--- start of STORED DATA ---
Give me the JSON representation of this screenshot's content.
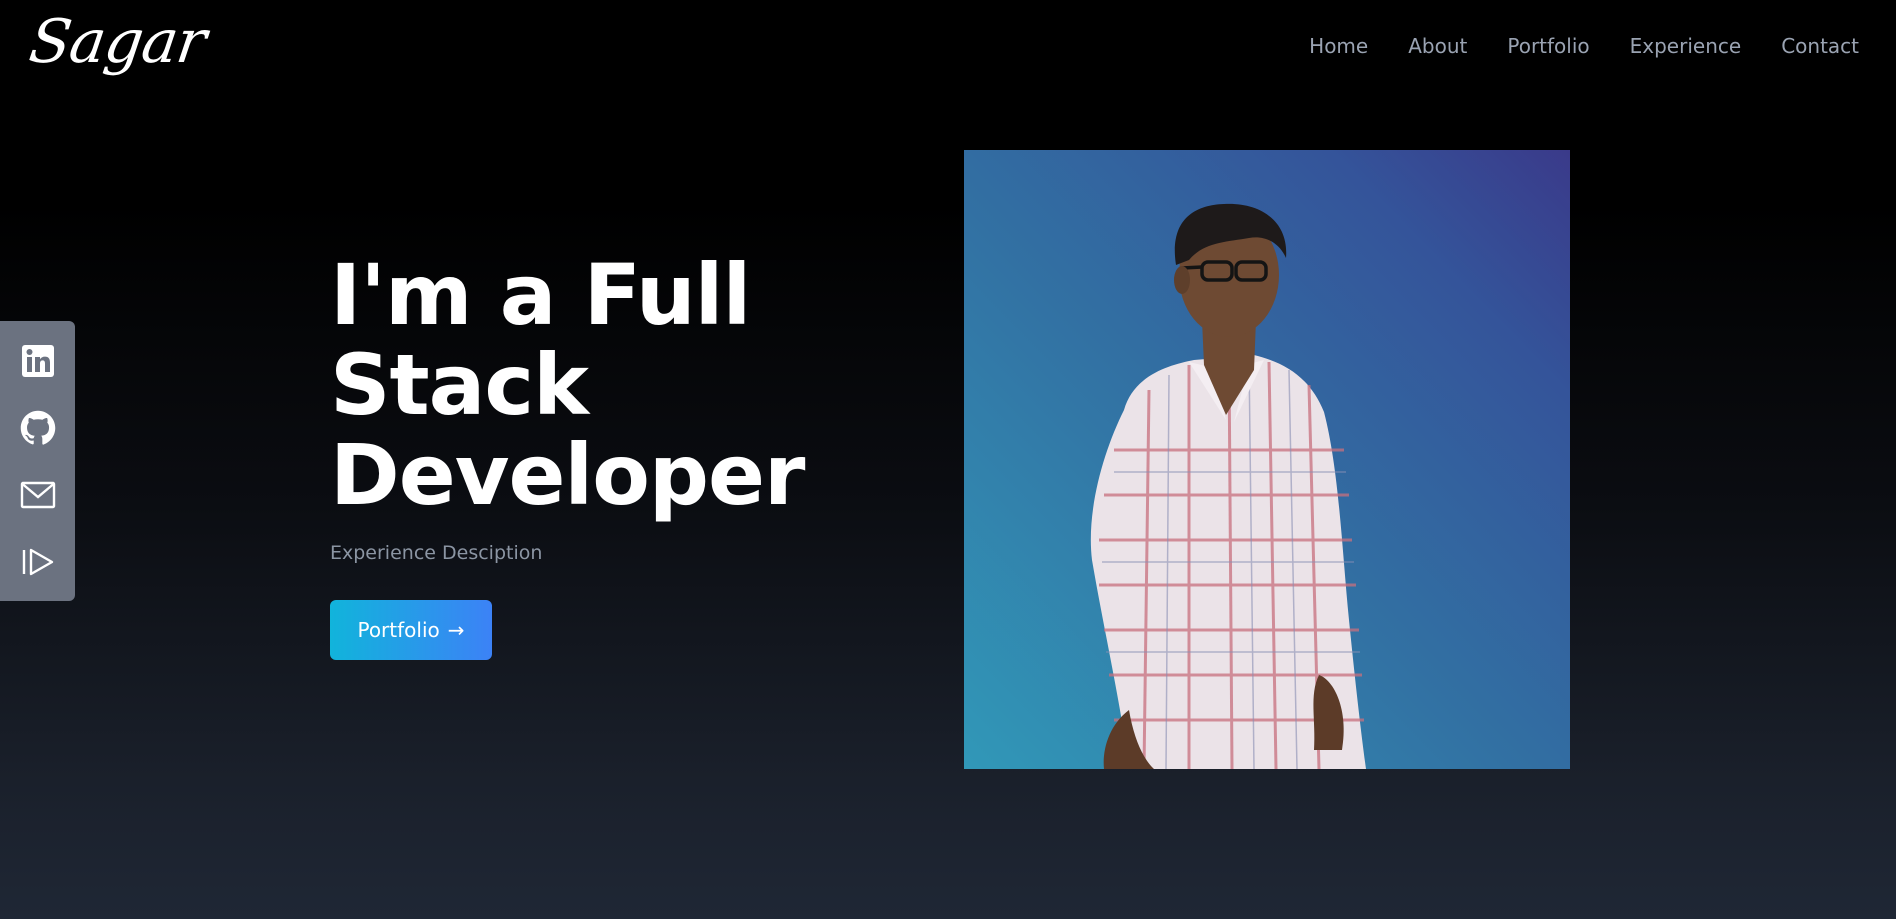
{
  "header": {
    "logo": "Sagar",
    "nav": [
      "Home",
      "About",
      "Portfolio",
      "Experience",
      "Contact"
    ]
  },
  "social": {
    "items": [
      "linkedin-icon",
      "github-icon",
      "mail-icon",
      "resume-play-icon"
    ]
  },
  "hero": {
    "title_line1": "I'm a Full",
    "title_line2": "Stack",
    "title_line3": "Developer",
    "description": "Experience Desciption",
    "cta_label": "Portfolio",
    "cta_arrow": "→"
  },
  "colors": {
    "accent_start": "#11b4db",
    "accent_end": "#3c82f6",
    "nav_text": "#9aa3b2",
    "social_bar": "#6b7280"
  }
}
--- end of STORED DATA ---
▶ TASK DESCRIPTION: Without the pictures, write out the whole listing above exactly as it appears.

▶ WRITTEN ANSWER:
Give me the JSON representation of this screenshot's content.
{
  "header": {
    "logo": "Sagar",
    "nav": [
      "Home",
      "About",
      "Portfolio",
      "Experience",
      "Contact"
    ]
  },
  "social": {
    "items": [
      "linkedin-icon",
      "github-icon",
      "mail-icon",
      "resume-play-icon"
    ]
  },
  "hero": {
    "title_line1": "I'm a Full",
    "title_line2": "Stack",
    "title_line3": "Developer",
    "description": "Experience Desciption",
    "cta_label": "Portfolio",
    "cta_arrow": "→"
  },
  "colors": {
    "accent_start": "#11b4db",
    "accent_end": "#3c82f6",
    "nav_text": "#9aa3b2",
    "social_bar": "#6b7280"
  }
}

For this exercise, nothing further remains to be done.